- [EXERCISES]:
1 – Answer these questions from the passage on East-West espionage defections.
(a) What position did Hans Joachim Tiedge hold?
(b) How many days after Tiedge called in sick did East Germany announce that he had gone over to the other side?
(c) In which city was Martin Winkler based?
2 – Write the next part of the passage on East-West espionage defections, picking up after its final sentence.

- [STUDY TEXT]:
Start of Block

    Yurchenko's defection sent a major shock wave through the mysteriously intertwined network of East-West espionage, which has been vibrating all summer with a series of defections and reactions. Three weeks after Yurchenko's disappearance, Hans Joachim Tiedge, a senior official at West Germany's counterintelligence agency, called in sick. Four days later East Germany announced that Tiedge, who had been responsible since 1981 for detecting East German spies in his country, had gone over to the other side. Although he was in debt and had a drinking problem, some Western experts suspect that Tiedge feared exposure as a result of Yurchenko's defection.

    If Tiedge had worked for any length of time as a Soviet mole, he could have protected East German spies and endangered the cover of West German ones. A week after Tiedge's flight, Martin Winkler, a Buenos Aires-based East German diplomat who was probably a double agent, came in from the cold and sought asylum in West Germany.
End of Block
- [LISTED RECORDS]:
Start of Block
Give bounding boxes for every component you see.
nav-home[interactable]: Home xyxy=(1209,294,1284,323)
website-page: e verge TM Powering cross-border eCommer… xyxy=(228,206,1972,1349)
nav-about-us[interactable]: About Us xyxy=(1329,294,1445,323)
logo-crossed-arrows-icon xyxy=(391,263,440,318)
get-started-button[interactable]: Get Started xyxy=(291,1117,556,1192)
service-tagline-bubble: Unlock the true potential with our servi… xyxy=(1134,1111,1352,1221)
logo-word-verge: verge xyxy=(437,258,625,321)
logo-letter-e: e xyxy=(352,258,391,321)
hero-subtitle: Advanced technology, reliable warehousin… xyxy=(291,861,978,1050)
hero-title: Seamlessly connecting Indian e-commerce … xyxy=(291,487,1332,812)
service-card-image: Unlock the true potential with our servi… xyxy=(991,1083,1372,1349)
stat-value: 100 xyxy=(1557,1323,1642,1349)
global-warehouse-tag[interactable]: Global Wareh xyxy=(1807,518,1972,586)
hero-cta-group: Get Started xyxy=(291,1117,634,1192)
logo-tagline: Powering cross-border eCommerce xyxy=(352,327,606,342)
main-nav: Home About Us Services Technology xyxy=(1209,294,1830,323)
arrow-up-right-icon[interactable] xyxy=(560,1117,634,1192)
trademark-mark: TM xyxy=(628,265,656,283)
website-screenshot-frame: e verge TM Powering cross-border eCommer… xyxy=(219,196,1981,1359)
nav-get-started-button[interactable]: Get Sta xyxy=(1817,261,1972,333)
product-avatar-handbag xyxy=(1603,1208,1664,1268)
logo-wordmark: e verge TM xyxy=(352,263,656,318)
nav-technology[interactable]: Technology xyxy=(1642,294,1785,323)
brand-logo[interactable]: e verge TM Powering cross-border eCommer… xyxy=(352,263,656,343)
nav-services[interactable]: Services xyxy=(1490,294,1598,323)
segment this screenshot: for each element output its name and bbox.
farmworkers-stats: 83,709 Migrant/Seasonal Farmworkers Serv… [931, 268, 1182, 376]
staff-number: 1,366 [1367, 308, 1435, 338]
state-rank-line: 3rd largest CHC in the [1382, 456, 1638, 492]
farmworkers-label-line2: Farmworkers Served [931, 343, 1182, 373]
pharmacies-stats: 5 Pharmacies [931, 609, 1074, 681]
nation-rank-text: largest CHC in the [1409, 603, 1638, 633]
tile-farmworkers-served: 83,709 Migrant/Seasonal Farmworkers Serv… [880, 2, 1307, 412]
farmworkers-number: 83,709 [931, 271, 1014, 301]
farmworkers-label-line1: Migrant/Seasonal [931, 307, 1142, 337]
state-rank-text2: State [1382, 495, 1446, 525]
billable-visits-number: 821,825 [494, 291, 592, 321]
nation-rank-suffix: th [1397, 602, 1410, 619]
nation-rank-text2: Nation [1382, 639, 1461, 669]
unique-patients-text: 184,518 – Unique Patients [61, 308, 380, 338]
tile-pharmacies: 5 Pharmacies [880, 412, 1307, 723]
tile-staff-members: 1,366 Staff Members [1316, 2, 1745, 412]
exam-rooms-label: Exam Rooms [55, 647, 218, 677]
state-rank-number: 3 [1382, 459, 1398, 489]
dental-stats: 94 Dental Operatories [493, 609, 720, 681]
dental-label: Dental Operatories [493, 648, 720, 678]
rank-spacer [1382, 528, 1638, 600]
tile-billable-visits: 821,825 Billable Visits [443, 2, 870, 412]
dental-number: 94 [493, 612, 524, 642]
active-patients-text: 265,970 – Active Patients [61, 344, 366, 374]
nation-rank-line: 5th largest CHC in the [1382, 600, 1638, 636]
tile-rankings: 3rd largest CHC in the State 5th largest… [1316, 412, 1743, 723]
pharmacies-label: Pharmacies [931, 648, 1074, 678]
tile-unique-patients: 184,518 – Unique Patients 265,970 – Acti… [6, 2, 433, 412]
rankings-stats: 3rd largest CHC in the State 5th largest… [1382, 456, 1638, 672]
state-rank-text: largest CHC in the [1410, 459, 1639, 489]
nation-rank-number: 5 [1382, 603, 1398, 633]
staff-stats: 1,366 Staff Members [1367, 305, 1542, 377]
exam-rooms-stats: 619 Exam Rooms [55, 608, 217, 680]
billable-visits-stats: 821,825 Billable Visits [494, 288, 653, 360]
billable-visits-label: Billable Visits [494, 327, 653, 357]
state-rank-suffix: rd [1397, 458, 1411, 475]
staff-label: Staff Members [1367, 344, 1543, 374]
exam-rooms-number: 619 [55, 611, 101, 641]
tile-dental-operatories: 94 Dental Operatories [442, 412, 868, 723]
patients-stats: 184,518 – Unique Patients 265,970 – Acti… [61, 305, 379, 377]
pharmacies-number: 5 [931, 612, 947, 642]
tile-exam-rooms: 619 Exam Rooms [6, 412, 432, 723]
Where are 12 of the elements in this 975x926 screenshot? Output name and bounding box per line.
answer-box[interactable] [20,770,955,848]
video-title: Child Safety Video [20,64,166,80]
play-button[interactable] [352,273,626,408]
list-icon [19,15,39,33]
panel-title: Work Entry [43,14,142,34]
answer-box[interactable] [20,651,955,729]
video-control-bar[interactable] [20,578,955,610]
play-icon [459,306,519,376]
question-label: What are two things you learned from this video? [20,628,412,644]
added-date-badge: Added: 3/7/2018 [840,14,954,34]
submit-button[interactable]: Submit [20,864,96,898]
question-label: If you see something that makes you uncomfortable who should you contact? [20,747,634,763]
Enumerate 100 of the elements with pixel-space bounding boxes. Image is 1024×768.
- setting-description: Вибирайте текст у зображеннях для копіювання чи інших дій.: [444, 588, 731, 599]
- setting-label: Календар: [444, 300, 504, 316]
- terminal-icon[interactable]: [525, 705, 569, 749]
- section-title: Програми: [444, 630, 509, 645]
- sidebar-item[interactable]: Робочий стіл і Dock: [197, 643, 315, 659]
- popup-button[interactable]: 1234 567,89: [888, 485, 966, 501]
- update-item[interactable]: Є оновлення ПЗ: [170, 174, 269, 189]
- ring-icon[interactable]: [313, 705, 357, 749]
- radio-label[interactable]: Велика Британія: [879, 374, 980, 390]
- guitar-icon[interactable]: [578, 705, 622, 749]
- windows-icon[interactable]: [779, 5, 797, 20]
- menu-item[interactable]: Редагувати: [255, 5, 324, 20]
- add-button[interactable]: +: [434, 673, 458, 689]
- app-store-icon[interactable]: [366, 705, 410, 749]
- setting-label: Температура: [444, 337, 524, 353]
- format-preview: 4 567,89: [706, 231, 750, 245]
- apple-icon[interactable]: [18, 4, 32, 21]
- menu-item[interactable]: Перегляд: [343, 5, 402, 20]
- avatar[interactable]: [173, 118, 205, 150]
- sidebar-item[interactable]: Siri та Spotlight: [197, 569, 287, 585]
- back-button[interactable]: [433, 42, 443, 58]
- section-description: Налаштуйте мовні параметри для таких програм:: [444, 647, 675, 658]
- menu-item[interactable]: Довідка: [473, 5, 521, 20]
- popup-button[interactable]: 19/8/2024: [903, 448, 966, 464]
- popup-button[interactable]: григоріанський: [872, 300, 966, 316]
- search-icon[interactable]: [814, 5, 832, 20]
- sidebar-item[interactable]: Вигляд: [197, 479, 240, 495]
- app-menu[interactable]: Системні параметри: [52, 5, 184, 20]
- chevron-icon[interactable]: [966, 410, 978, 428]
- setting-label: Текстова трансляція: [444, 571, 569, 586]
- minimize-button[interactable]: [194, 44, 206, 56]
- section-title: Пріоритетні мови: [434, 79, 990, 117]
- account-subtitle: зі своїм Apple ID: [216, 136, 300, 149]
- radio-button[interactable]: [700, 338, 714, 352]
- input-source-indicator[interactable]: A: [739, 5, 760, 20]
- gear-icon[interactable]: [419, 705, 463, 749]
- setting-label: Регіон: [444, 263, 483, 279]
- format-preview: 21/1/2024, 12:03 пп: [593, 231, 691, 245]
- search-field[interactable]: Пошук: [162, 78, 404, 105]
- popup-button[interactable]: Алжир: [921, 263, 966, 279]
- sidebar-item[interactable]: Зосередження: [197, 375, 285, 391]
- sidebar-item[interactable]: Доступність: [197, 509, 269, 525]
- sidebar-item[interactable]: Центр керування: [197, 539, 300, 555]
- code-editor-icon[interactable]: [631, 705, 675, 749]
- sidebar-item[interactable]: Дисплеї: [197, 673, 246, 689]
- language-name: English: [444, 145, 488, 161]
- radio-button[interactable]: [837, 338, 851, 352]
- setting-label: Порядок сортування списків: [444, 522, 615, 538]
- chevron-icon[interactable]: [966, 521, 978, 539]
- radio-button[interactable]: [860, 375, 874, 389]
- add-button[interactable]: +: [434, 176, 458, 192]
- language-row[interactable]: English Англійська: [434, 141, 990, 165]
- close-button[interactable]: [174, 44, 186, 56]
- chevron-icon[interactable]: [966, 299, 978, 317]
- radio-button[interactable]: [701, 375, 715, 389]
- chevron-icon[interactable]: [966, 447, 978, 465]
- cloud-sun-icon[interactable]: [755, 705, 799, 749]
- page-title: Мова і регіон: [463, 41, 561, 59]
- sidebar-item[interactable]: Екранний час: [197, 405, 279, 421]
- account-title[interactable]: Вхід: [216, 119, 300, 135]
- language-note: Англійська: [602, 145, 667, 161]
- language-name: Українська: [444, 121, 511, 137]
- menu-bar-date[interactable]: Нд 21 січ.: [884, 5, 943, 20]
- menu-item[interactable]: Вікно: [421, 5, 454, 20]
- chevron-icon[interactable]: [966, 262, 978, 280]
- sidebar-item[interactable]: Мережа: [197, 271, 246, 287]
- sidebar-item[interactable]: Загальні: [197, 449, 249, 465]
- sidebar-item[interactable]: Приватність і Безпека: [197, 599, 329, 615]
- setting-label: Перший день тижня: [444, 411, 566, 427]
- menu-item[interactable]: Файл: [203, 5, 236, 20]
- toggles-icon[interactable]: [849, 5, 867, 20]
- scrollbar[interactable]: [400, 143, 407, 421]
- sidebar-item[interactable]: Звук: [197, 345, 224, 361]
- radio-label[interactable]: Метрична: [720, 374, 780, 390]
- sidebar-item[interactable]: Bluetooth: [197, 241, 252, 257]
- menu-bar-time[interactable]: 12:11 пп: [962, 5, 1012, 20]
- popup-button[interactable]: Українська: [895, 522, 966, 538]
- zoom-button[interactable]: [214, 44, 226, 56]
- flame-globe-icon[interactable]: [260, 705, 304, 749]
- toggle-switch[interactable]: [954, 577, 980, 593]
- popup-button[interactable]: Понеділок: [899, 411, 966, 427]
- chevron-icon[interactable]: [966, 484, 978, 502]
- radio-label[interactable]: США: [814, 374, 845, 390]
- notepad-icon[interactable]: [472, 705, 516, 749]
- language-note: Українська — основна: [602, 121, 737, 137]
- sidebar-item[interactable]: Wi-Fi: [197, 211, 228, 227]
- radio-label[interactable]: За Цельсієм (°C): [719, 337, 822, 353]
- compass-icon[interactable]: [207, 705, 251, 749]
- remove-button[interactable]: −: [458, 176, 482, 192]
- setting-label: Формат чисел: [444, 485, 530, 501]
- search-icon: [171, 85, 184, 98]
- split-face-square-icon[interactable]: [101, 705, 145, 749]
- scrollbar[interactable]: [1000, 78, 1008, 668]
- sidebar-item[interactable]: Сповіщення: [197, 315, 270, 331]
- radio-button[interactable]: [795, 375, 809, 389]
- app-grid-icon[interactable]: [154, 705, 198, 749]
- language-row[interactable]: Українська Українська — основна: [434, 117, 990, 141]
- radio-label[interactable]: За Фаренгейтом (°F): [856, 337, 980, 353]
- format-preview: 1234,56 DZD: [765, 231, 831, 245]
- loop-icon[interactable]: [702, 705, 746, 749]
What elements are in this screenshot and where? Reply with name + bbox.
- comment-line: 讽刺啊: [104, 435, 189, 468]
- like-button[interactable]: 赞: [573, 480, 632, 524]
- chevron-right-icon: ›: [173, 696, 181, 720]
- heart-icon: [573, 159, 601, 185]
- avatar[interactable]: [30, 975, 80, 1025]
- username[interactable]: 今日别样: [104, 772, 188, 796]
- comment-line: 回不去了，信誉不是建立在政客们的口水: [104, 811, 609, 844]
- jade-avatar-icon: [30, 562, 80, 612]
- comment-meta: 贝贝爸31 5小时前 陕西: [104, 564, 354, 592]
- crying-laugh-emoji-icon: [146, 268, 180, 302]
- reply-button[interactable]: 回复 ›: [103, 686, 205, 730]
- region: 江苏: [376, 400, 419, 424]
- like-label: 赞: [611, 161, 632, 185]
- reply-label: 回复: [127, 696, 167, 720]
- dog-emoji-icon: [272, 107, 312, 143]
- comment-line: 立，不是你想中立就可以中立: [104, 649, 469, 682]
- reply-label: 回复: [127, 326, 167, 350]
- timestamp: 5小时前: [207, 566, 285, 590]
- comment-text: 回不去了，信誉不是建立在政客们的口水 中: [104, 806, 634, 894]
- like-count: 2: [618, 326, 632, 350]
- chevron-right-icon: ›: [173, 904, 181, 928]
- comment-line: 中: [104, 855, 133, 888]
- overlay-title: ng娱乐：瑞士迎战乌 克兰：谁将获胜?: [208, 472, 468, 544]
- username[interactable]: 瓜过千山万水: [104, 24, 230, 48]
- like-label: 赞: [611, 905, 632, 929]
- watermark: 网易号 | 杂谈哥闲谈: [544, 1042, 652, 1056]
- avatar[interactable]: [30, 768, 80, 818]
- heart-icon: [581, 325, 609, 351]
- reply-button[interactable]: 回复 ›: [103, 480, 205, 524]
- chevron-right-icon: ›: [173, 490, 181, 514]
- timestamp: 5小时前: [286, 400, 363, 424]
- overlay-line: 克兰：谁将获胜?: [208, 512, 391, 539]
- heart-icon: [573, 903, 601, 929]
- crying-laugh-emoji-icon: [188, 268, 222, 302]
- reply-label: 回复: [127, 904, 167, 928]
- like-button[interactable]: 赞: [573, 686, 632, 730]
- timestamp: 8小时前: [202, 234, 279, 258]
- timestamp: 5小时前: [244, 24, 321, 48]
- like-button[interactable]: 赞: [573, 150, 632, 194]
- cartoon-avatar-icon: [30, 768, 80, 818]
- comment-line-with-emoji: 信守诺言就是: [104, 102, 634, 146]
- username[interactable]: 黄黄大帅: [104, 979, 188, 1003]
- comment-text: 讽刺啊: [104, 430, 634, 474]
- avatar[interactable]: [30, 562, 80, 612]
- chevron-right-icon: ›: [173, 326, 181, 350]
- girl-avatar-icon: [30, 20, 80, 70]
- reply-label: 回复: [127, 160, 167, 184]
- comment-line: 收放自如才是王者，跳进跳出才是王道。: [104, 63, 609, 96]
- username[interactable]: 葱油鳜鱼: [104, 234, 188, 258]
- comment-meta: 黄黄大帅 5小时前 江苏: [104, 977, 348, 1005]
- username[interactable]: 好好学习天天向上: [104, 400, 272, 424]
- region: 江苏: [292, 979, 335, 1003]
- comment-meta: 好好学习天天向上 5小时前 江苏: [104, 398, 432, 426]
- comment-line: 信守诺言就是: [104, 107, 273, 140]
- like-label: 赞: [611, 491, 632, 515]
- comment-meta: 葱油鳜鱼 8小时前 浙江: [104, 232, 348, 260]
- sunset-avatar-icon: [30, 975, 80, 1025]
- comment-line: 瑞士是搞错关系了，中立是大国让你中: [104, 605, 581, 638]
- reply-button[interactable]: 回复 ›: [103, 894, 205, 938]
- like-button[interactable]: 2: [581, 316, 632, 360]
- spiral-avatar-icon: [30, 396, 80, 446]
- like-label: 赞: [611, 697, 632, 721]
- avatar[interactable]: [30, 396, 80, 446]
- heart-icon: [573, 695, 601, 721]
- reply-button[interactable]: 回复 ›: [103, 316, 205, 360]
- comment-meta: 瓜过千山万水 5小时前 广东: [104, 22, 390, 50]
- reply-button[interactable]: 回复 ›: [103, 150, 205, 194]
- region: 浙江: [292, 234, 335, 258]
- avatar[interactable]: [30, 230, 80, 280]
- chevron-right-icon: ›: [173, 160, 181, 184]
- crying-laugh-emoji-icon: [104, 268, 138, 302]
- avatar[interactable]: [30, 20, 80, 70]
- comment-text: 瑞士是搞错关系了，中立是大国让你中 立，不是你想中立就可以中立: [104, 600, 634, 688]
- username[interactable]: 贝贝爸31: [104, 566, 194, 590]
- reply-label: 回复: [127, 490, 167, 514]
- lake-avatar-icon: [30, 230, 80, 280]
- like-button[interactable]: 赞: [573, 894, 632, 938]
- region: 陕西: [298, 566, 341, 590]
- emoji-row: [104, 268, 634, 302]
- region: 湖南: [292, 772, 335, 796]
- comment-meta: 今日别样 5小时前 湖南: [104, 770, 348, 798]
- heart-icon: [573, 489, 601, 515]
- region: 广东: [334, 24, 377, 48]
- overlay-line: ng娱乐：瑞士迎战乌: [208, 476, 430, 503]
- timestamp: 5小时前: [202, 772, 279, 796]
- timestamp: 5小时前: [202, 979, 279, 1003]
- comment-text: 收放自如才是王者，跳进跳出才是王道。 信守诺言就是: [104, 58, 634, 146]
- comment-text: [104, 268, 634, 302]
End of Block
- [YOUR WRITTEN ANSWERS]:
1 –
(a) He was a senior official at West Germany's counterintelligence agency, responsible since 1981 for detecting East German spies in his country.
(b) Four days.
(c) Buenos Aires.

2 –
    A trio of spies who may have worked with Tiedge are also believed to have followed him to East Germany. A 61-year-old woman using the false name Sonja Luneburg disappeared last August after serving for twelve years as secretary to Martin Bangemann, the West German Minister of Economics. Another woman living under an alias, Ursula Richter, 52, worked as a bookkeeper for a Bonn- based lobbying group for German refugees from Poland, Czechoslovakia and the U.S.S.R. She also vanished last summer.

    When police searched the apartments of the missing women, they found several tools of the spy trade, including camera equipment that could be used to photograph documents and a briefcase with a secret compartment. West German authorities think that a third possible spy, a friend of Richter's named Lorenz Betzing, may have also fled eastward. She once worked for a firm that installed air conditioning at a military hideout built to serve as an emergency command center in case of war.

    Last month the KGB's senior agent in London, Oleg Gordievsky, defected after years of providing the British with intelligence on Soviet espionage operations. Within a week the British government dismissed 31 Soviet diplomats, trade officials and journalists whom the double agent had identified as spies. Moscow, clearly embarrassed by the incident, retaliated by expelling an equal number of British citizens.

    Reagan Administration officials last week confirmed another coup: Sergei Bokhan, deputy director of Soviet military intelligence in Athens, had ^ defected in May. Bokhan has provided information about the extent of Soviet infiltration of the Greek military, which may explain why the U.S. postponed a sale of 40 F-16 fighter jets to that country.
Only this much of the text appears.